— Data supplied —
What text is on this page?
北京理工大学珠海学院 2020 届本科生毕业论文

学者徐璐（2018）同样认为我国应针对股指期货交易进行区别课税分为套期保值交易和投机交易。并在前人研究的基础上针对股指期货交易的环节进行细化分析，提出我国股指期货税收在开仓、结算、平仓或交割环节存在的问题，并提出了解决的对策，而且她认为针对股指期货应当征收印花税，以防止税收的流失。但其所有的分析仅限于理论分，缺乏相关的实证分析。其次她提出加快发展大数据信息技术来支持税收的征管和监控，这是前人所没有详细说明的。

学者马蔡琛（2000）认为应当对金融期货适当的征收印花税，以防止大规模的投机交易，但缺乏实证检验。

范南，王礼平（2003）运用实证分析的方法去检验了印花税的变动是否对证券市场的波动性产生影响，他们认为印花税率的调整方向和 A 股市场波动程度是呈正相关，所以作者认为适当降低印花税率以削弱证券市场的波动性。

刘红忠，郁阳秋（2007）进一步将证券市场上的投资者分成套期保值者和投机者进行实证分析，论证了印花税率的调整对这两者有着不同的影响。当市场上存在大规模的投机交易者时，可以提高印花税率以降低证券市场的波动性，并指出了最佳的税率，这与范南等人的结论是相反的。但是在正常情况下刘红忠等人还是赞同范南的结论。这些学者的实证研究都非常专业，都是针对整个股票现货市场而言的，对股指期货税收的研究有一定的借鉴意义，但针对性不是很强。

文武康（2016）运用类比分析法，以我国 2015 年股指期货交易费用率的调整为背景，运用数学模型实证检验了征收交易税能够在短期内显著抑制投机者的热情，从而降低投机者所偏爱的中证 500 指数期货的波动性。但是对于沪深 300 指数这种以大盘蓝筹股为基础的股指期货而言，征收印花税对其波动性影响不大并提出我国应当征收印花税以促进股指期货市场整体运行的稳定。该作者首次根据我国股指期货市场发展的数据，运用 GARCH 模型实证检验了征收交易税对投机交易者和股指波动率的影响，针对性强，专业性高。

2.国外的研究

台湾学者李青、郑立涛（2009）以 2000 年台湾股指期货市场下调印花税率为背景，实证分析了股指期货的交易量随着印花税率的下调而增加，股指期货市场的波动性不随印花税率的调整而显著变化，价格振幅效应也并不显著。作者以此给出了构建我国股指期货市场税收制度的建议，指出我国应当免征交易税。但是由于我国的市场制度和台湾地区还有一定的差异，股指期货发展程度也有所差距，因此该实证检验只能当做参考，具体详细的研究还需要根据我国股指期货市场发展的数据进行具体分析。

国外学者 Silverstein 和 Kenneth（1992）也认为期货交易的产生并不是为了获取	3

— Prompt —
Quote the data in full, keeping each word unchanged.

— Output below —
What text is on this page?
北京理工大学珠海学院 2020 届本科生毕业论文

学者徐璐（2018）同样认为我国应针对股指期货交易进行区别课税分为套期保值交易和投机交易。并在前人研究的基础上针对股指期货交易的环节进行细化分析，提出我国股指期货税收在开仓、结算、平仓或交割环节存在的问题，并提出了解决的对策，而且她认为针对股指期货应当征收印花税，以防止税收的流失。但其所有的分析仅限于理论分，缺乏相关的实证分析。其次她提出加快发展大数据信息技术来支持税收的征管和监控，这是前人所没有详细说明的。

学者马蔡琛（2000）认为应当对金融期货适当的征收印花税，以防止大规模的投机交易，但缺乏实证检验。

范南，王礼平（2003）运用实证分析的方法去检验了印花税的变动是否对证券市场的波动性产生影响，他们认为印花税率的调整方向和 A 股市场波动程度是呈正相关，所以作者认为适当降低印花税率以削弱证券市场的波动性。

刘红忠，郁阳秋（2007）进一步将证券市场上的投资者分成套期保值者和投机者进行实证分析，论证了印花税率的调整对这两者有着不同的影响。当市场上存在大规模的投机交易者时，可以提高印花税率以降低证券市场的波动性，并指出了最佳的税率，这与范南等人的结论是相反的。但是在正常情况下刘红忠等人还是赞同范南的结论。这些学者的实证研究都非常专业，都是针对整个股票现货市场而言的，对股指期货税收的研究有一定的借鉴意义，但针对性不是很强。

文武康（2016）运用类比分析法，以我国 2015 年股指期货交易费用率的调整为背景，运用数学模型实证检验了征收交易税能够在短期内显著抑制投机者的热情，从而降低投机者所偏爱的中证 500 指数期货的波动性。但是对于沪深 300 指数这种以大盘蓝筹股为基础的股指期货而言，征收印花税对其波动性影响不大并提出我国应当征收印花税以促进股指期货市场整体运行的稳定。该作者首次根据我国股指期货市场发展的数据，运用 GARCH 模型实证检验了征收交易税对投机交易者和股指波动率的影响，针对性强，专业性高。

2.国外的研究

台湾学者李青、郑立涛（2009）以 2000 年台湾股指期货市场下调印花税率为背景，实证分析了股指期货的交易量随着印花税率的下调而增加，股指期货市场的波动性不随印花税率的调整而显著变化，价格振幅效应也并不显著。作者以此给出了构建我国股指期货市场税收制度的建议，指出我国应当免征交易税。但是由于我国的市场制度和台湾地区还有一定的差异，股指期货发展程度也有所差距，因此该实证检验只能当做参考，具体详细的研究还需要根据我国股指期货市场发展的数据进行具体分析。

国外学者 Silverstein 和 Kenneth（1992）也认为期货交易的产生并不是为了获取	3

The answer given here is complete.